Written problem: Write out every line of the material exactly as it appears.

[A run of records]
--*--
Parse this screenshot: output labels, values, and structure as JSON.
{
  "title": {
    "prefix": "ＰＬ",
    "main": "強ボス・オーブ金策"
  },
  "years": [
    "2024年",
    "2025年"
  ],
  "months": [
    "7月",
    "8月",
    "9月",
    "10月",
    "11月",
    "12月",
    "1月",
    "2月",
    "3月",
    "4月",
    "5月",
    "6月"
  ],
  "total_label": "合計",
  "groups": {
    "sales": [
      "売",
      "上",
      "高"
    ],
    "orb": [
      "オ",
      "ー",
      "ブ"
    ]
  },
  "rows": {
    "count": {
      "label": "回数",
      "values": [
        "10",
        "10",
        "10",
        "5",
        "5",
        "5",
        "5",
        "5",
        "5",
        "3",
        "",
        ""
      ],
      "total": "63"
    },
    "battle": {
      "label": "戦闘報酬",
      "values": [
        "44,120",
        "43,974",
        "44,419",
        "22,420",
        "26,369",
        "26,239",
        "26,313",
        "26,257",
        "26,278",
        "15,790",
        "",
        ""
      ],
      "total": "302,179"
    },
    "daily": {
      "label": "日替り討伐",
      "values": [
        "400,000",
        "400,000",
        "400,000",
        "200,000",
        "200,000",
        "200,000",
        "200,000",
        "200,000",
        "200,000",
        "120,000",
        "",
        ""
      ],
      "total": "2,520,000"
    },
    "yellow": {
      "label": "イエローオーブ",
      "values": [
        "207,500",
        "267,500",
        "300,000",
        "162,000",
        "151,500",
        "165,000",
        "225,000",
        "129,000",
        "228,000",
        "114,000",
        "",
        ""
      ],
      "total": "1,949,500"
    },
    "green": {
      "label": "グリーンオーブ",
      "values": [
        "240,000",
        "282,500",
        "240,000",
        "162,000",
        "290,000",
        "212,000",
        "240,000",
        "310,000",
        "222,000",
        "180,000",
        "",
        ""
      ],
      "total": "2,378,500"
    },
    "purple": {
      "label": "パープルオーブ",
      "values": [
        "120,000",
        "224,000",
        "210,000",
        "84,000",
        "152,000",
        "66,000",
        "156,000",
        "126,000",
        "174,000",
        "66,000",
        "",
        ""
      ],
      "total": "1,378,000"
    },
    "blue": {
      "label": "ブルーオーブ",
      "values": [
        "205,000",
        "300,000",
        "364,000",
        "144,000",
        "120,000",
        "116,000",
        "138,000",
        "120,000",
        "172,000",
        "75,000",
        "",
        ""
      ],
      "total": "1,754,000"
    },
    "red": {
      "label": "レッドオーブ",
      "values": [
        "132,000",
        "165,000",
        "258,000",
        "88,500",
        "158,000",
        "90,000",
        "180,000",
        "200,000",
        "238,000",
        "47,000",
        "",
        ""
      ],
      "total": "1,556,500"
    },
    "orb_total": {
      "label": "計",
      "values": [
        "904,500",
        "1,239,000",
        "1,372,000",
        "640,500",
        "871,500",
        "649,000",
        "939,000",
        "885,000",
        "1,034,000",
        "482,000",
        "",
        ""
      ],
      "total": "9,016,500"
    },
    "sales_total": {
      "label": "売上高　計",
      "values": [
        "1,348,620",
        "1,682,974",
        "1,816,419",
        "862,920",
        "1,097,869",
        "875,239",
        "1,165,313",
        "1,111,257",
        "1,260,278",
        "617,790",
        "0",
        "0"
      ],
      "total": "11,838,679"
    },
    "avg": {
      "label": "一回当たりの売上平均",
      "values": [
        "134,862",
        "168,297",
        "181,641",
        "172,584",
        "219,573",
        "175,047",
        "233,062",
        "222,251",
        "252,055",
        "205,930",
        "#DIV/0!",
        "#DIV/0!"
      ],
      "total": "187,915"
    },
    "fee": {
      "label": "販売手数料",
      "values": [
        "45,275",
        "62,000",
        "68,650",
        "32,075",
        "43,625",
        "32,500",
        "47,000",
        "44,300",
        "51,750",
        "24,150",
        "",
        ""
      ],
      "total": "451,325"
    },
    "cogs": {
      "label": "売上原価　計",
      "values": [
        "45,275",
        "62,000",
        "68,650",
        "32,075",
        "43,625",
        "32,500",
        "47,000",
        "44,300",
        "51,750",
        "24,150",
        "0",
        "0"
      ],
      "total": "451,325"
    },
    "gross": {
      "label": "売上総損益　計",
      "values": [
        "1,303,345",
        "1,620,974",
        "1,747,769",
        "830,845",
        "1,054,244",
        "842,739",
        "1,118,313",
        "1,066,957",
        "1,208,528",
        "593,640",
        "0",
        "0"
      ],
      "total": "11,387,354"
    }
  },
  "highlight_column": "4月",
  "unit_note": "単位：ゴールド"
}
--*--
Problem solution:
Parse this screenshot: output labels, values, and structure as JSON.
{
  "title": {
    "prefix": "ＰＬ",
    "main": "強ボス・オーブ金策"
  },
  "years": [
    "2024年",
    "2025年"
  ],
  "months": [
    "7月",
    "8月",
    "9月",
    "10月",
    "11月",
    "12月",
    "1月",
    "2月",
    "3月",
    "4月",
    "5月",
    "6月"
  ],
  "total_label": "合計",
  "groups": {
    "sales": [
      "売",
      "上",
      "高"
    ],
    "orb": [
      "オ",
      "ー",
      "ブ"
    ]
  },
  "rows": {
    "count": {
      "label": "回数",
      "values": [
        "10",
        "10",
        "10",
        "5",
        "5",
        "5",
        "5",
        "5",
        "5",
        "3",
        "",
        ""
      ],
      "total": "63"
    },
    "battle": {
      "label": "戦闘報酬",
      "values": [
        "44,120",
        "43,974",
        "44,419",
        "22,420",
        "26,369",
        "26,239",
        "26,313",
        "26,257",
        "26,278",
        "15,790",
        "",
        ""
      ],
      "total": "302,179"
    },
    "daily": {
      "label": "日替り討伐",
      "values": [
        "400,000",
        "400,000",
        "400,000",
        "200,000",
        "200,000",
        "200,000",
        "200,000",
        "200,000",
        "200,000",
        "120,000",
        "",
        ""
      ],
      "total": "2,520,000"
    },
    "yellow": {
      "label": "イエローオーブ",
      "values": [
        "207,500",
        "267,500",
        "300,000",
        "162,000",
        "151,500",
        "165,000",
        "225,000",
        "129,000",
        "228,000",
        "114,000",
        "",
        ""
      ],
      "total": "1,949,500"
    },
    "green": {
      "label": "グリーンオーブ",
      "values": [
        "240,000",
        "282,500",
        "240,000",
        "162,000",
        "290,000",
        "212,000",
        "240,000",
        "310,000",
        "222,000",
        "180,000",
        "",
        ""
      ],
      "total": "2,378,500"
    },
    "purple": {
      "label": "パープルオーブ",
      "values": [
        "120,000",
        "224,000",
        "210,000",
        "84,000",
        "152,000",
        "66,000",
        "156,000",
        "126,000",
        "174,000",
        "66,000",
        "",
        ""
      ],
      "total": "1,378,000"
    },
    "blue": {
      "label": "ブルーオーブ",
      "values": [
        "205,000",
        "300,000",
        "364,000",
        "144,000",
        "120,000",
        "116,000",
        "138,000",
        "120,000",
        "172,000",
        "75,000",
        "",
        ""
      ],
      "total": "1,754,000"
    },
    "red": {
      "label": "レッドオーブ",
      "values": [
        "132,000",
        "165,000",
        "258,000",
        "88,500",
        "158,000",
        "90,000",
        "180,000",
        "200,000",
        "238,000",
        "47,000",
        "",
        ""
      ],
      "total": "1,556,500"
    },
    "orb_total": {
      "label": "計",
      "values": [
        "904,500",
        "1,239,000",
        "1,372,000",
        "640,500",
        "871,500",
        "649,000",
        "939,000",
        "885,000",
        "1,034,000",
        "482,000",
        "",
        ""
      ],
      "total": "9,016,500"
    },
    "sales_total": {
      "label": "売上高　計",
      "values": [
        "1,348,620",
        "1,682,974",
        "1,816,419",
        "862,920",
        "1,097,869",
        "875,239",
        "1,165,313",
        "1,111,257",
        "1,260,278",
        "617,790",
        "0",
        "0"
      ],
      "total": "11,838,679"
    },
    "avg": {
      "label": "一回当たりの売上平均",
      "values": [
        "134,862",
        "168,297",
        "181,641",
        "172,584",
        "219,573",
        "175,047",
        "233,062",
        "222,251",
        "252,055",
        "205,930",
        "#DIV/0!",
        "#DIV/0!"
      ],
      "total": "187,915"
    },
    "fee": {
      "label": "販売手数料",
      "values": [
        "45,275",
        "62,000",
        "68,650",
        "32,075",
        "43,625",
        "32,500",
        "47,000",
        "44,300",
        "51,750",
        "24,150",
        "",
        ""
      ],
      "total": "451,325"
    },
    "cogs": {
      "label": "売上原価　計",
      "values": [
        "45,275",
        "62,000",
        "68,650",
        "32,075",
        "43,625",
        "32,500",
        "47,000",
        "44,300",
        "51,750",
        "24,150",
        "0",
        "0"
      ],
      "total": "451,325"
    },
    "gross": {
      "label": "売上総損益　計",
      "values": [
        "1,303,345",
        "1,620,974",
        "1,747,769",
        "830,845",
        "1,054,244",
        "842,739",
        "1,118,313",
        "1,066,957",
        "1,208,528",
        "593,640",
        "0",
        "0"
      ],
      "total": "11,387,354"
    }
  },
  "highlight_column": "4月",
  "unit_note": "単位：ゴールド"
}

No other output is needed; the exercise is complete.